=== CHALLENGE ===
Take each line containing "содержимого" and report it exactly as written.

*****

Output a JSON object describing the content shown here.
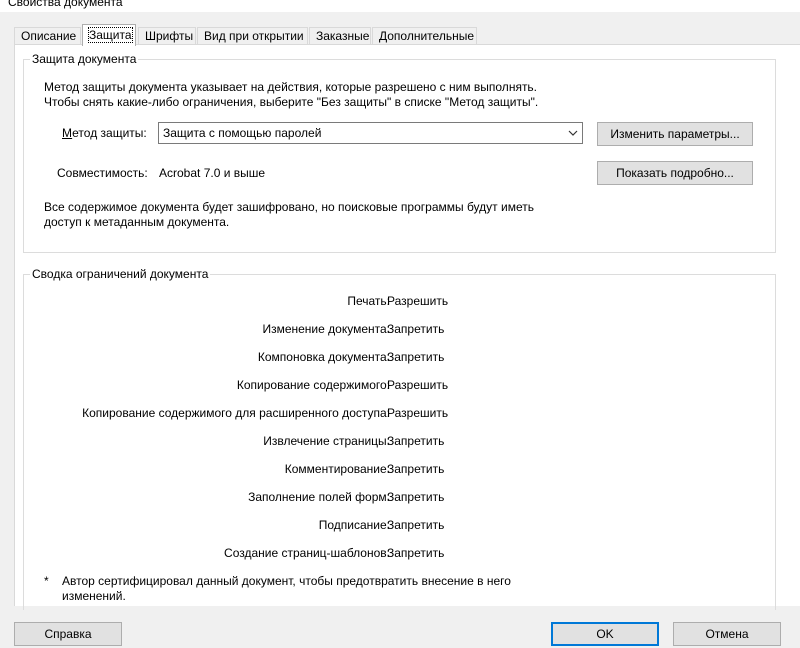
{
  "window": {
    "title": "Свойства документа"
  },
  "tabs": [
    {
      "label": "Описание"
    },
    {
      "label": "Защита",
      "active": true
    },
    {
      "label": "Шрифты"
    },
    {
      "label": "Вид при открытии"
    },
    {
      "label": "Заказные"
    },
    {
      "label": "Дополнительные"
    }
  ],
  "security": {
    "legend": "Защита документа",
    "intro_line1": "Метод защиты документа указывает на действия, которые разрешено с ним выполнять.",
    "intro_line2": "Чтобы снять какие-либо ограничения, выберите \"Без защиты\" в списке \"Метод защиты\".",
    "method_label": "Метод защиты:",
    "method_value": "Защита с помощью паролей",
    "change_settings_button": "Изменить параметры...",
    "compat_label": "Совместимость:",
    "compat_value": "Acrobat 7.0 и выше",
    "show_details_button": "Показать подробно...",
    "encrypt_note_line1": "Все содержимое документа будет зашифровано, но поисковые программы будут иметь",
    "encrypt_note_line2": "доступ к метаданным документа."
  },
  "restrictions": {
    "legend": "Сводка ограничений документа",
    "rows": [
      {
        "label": "Печать:",
        "value": "Разрешить"
      },
      {
        "label": "Изменение документа:",
        "value": "Запретить"
      },
      {
        "label": "Компоновка документа:",
        "value": "Запретить"
      },
      {
        "label": "Копирование содержимого:",
        "value": "Разрешить"
      },
      {
        "label": "Копирование содержимого для расширенного доступа:",
        "value": "Разрешить"
      },
      {
        "label": "Извлечение страницы:",
        "value": "Запретить"
      },
      {
        "label": "Комментирование:",
        "value": "Запретить"
      },
      {
        "label": "Заполнение полей форм:",
        "value": "Запретить"
      },
      {
        "label": "Подписание:",
        "value": "Запретить"
      },
      {
        "label": "Создание страниц-шаблонов:",
        "value": "Запретить"
      }
    ],
    "footnote_mark": "*",
    "footnote_line1": "Автор сертифицировал данный документ, чтобы предотвратить внесение в него",
    "footnote_line2": "изменений."
  },
  "footer": {
    "help_button": "Справка",
    "ok_button": "OK",
    "cancel_button": "Отмена"
  },
  "icons": {
    "combo_arrow": "chevron-down-icon"
  }
}
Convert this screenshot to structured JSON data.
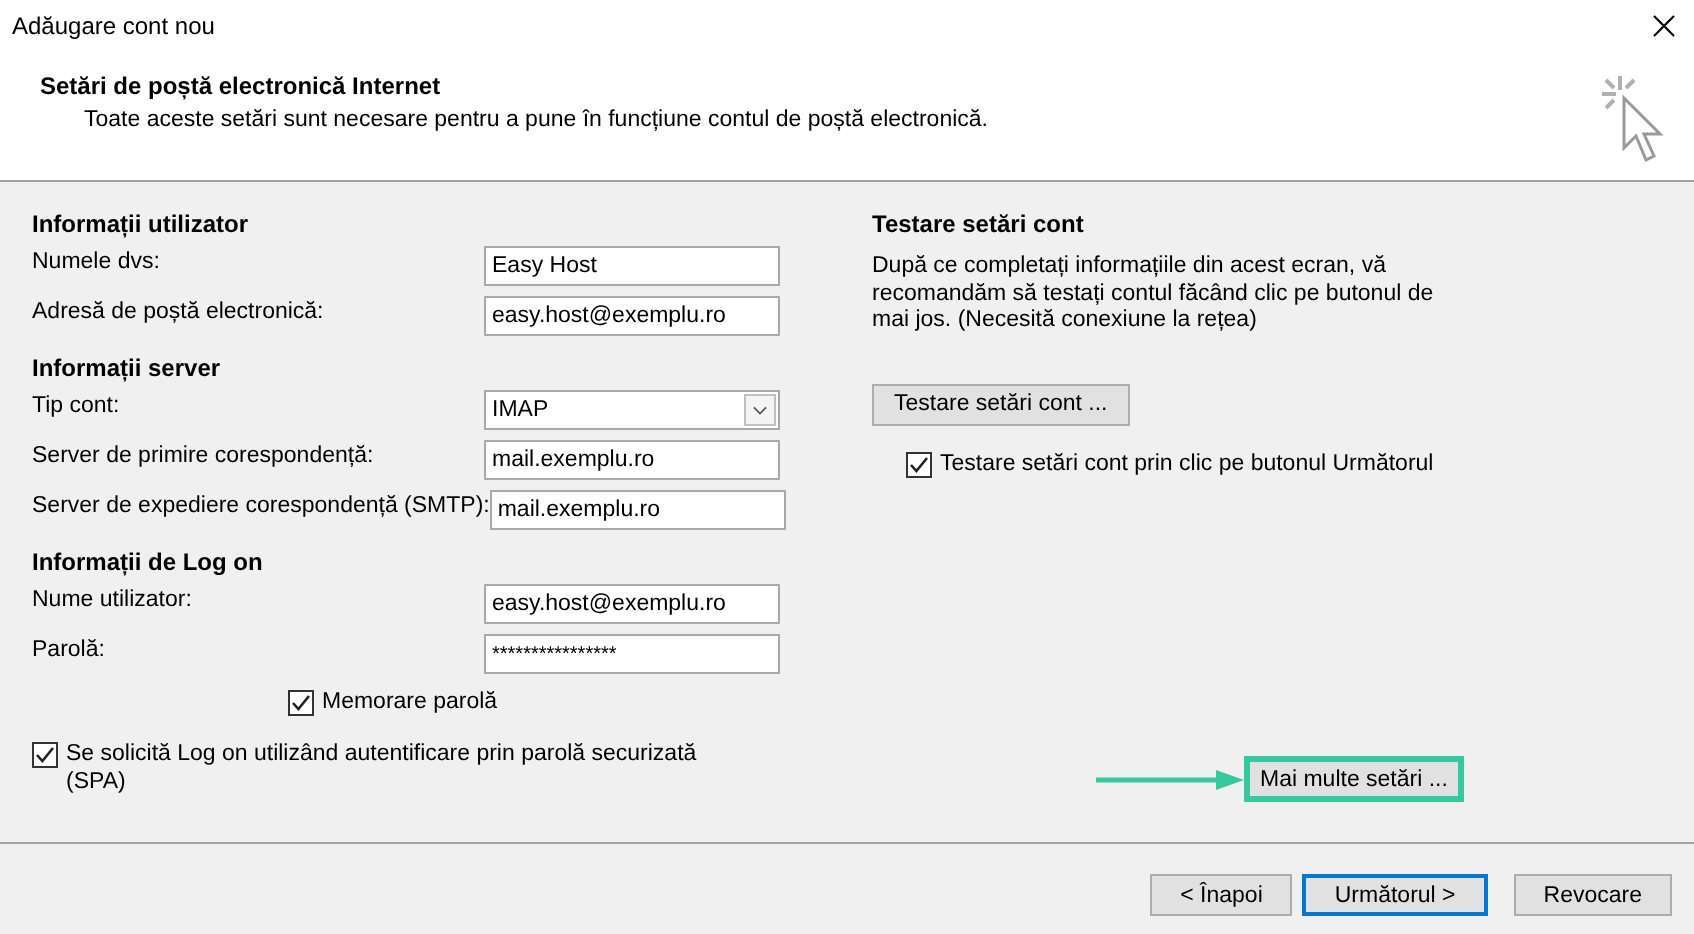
{
  "window": {
    "title": "Adăugare cont nou"
  },
  "header": {
    "title": "Setări de poștă electronică Internet",
    "subtitle": "Toate aceste setări sunt necesare pentru a pune în funcțiune contul de poștă electronică."
  },
  "left": {
    "sections": [
      {
        "heading": "Informații utilizator",
        "fields": [
          {
            "kind": "text",
            "label": "Numele dvs:",
            "value": "Easy Host"
          },
          {
            "kind": "text",
            "label": "Adresă de poștă electronică:",
            "value": "easy.host@exemplu.ro"
          }
        ]
      },
      {
        "heading": "Informații server",
        "fields": [
          {
            "kind": "select",
            "label": "Tip cont:",
            "value": "IMAP"
          },
          {
            "kind": "text",
            "label": "Server de primire corespondență:",
            "value": "mail.exemplu.ro"
          },
          {
            "kind": "text",
            "label": "Server de expediere corespondență (SMTP):",
            "value": "mail.exemplu.ro"
          }
        ]
      },
      {
        "heading": "Informații de Log on",
        "fields": [
          {
            "kind": "text",
            "label": "Nume utilizator:",
            "value": "easy.host@exemplu.ro"
          },
          {
            "kind": "password",
            "label": "Parolă:",
            "value": "****************"
          }
        ]
      }
    ],
    "remember": {
      "label": "Memorare parolă",
      "checked": true
    },
    "spa": {
      "label": "Se solicită Log on utilizând autentificare prin parolă securizată (SPA)",
      "checked": true
    }
  },
  "right": {
    "heading": "Testare setări cont",
    "text": "După ce completați informațiile din acest ecran, vă recomandăm să testați contul făcând clic pe butonul de mai jos. (Necesită conexiune la rețea)",
    "test_button": "Testare setări cont ...",
    "auto_test": {
      "label": "Testare setări cont prin clic pe butonul Următorul",
      "checked": true
    },
    "more_button": {
      "label": "Mai multe setări ...",
      "highlighted": true
    }
  },
  "footer": {
    "buttons": [
      {
        "label": "< Înapoi",
        "default": false
      },
      {
        "label": "Următorul >",
        "default": true
      },
      {
        "label": "Revocare",
        "default": false
      }
    ]
  }
}
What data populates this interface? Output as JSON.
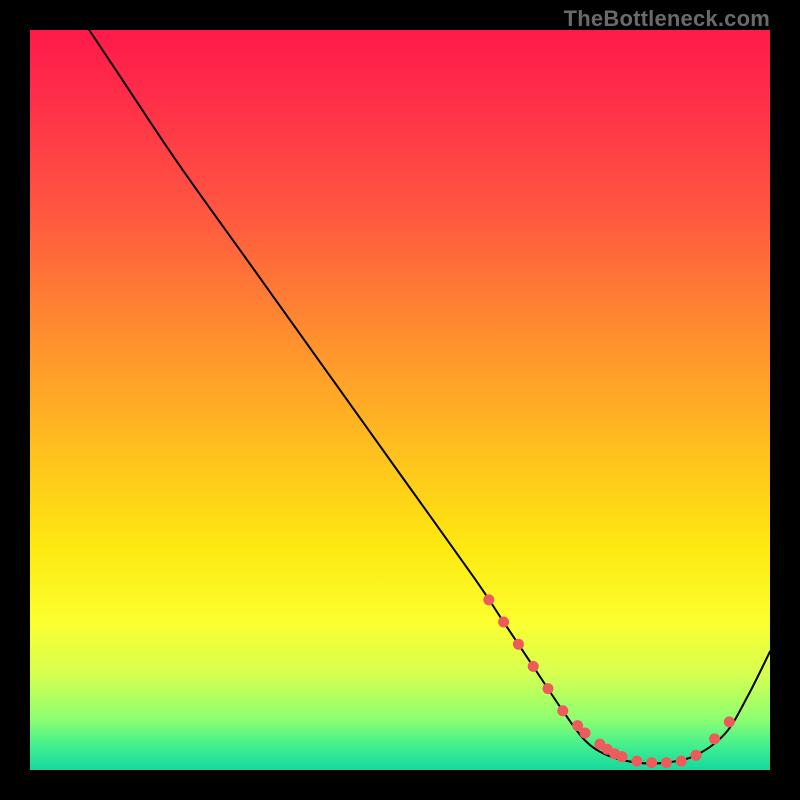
{
  "watermark": "TheBottleneck.com",
  "chart_data": {
    "type": "line",
    "title": "",
    "xlabel": "",
    "ylabel": "",
    "xlim": [
      0,
      100
    ],
    "ylim": [
      0,
      100
    ],
    "series": [
      {
        "name": "curve",
        "x": [
          8,
          12,
          20,
          30,
          40,
          50,
          60,
          64,
          68,
          72,
          75,
          78,
          82,
          86,
          90,
          94,
          97,
          100
        ],
        "y": [
          100,
          94,
          82,
          68,
          54,
          40,
          26,
          20,
          14,
          8,
          4,
          2,
          1,
          1,
          2,
          5,
          10,
          16
        ]
      }
    ],
    "points": {
      "name": "dots",
      "x": [
        62,
        64,
        66,
        68,
        70,
        72,
        74,
        75,
        77,
        78,
        79,
        80,
        82,
        84,
        86,
        88,
        90,
        92.5,
        94.5
      ],
      "y": [
        23,
        20,
        17,
        14,
        11,
        8,
        6,
        5,
        3.5,
        2.8,
        2.2,
        1.8,
        1.2,
        1,
        1,
        1.2,
        2,
        4.2,
        6.5
      ]
    }
  }
}
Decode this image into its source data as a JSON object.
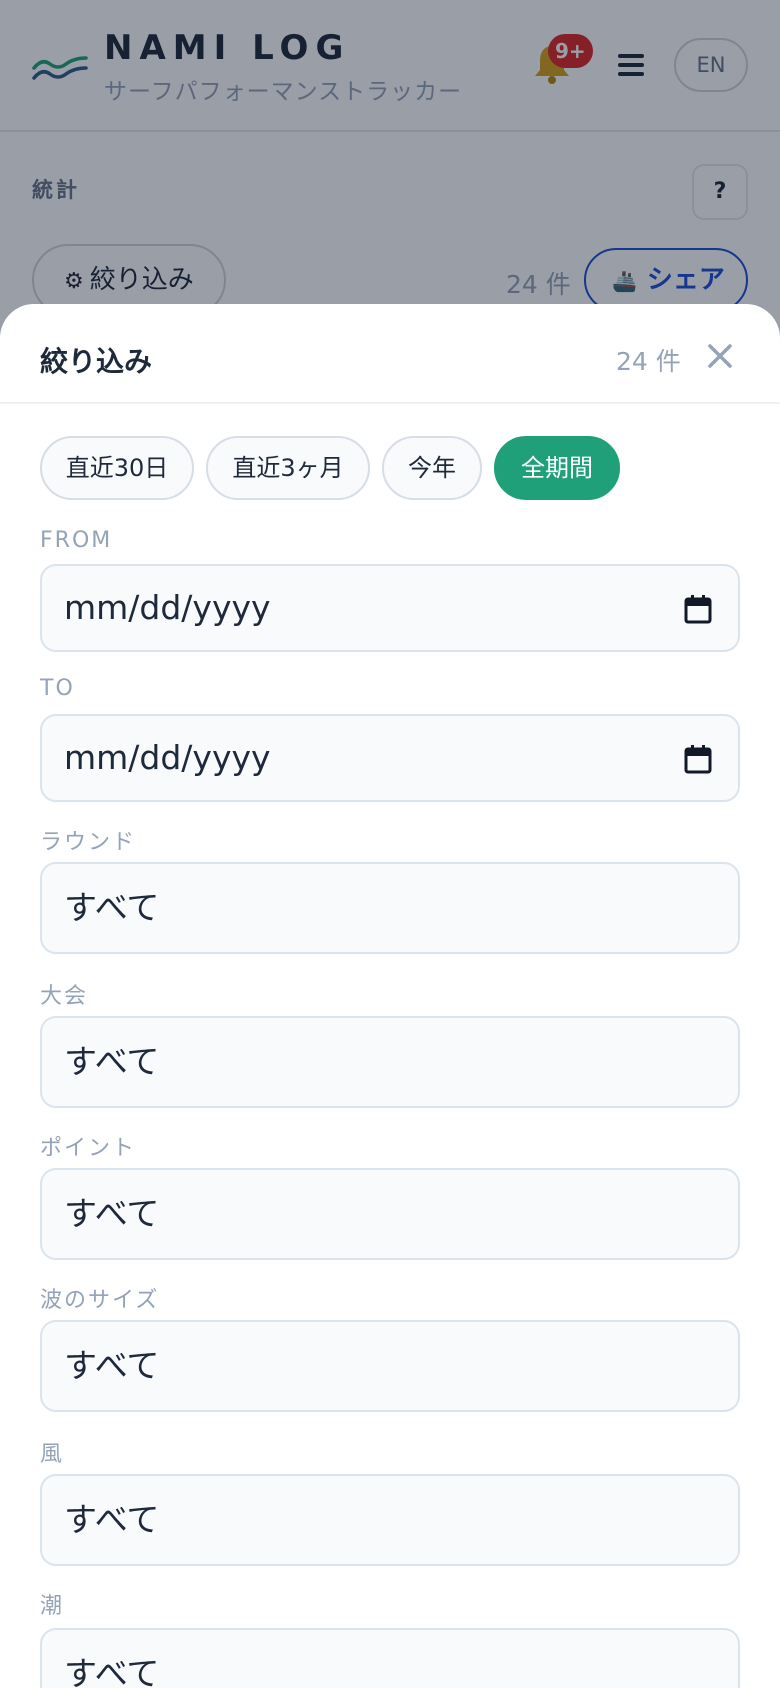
{
  "app": {
    "brand_title": "NAMI LOG",
    "brand_subtitle": "サーフパフォーマンストラッカー",
    "notification_badge": "9+",
    "lang_button": "EN",
    "section_label": "統計",
    "help_button": "?",
    "filter_button": "絞り込み",
    "count": "24 件",
    "share_button": "シェア"
  },
  "sheet": {
    "title": "絞り込み",
    "count": "24 件",
    "chips": [
      {
        "label": "直近30日",
        "active": false
      },
      {
        "label": "直近3ヶ月",
        "active": false
      },
      {
        "label": "今年",
        "active": false
      },
      {
        "label": "全期間",
        "active": true
      }
    ],
    "fields": [
      {
        "label": "FROM",
        "value": "mm/dd/yyyy",
        "type": "date"
      },
      {
        "label": "TO",
        "value": "mm/dd/yyyy",
        "type": "date"
      },
      {
        "label": "ラウンド",
        "value": "すべて",
        "type": "select"
      },
      {
        "label": "大会",
        "value": "すべて",
        "type": "select"
      },
      {
        "label": "ポイント",
        "value": "すべて",
        "type": "select"
      },
      {
        "label": "波のサイズ",
        "value": "すべて",
        "type": "select"
      },
      {
        "label": "風",
        "value": "すべて",
        "type": "select"
      },
      {
        "label": "潮",
        "value": "すべて",
        "type": "select"
      }
    ]
  },
  "colors": {
    "accent": "#1fa078",
    "share": "#1d4ed8",
    "badge": "#dc2626",
    "wave_primary": "#1fa078",
    "wave_secondary": "#2f5c8a"
  }
}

*****

=== OUTPUT OF THE TASK ===
        "label": "Копирование содержимого:",
        "label": "Копирование содержимого для расширенного доступа:",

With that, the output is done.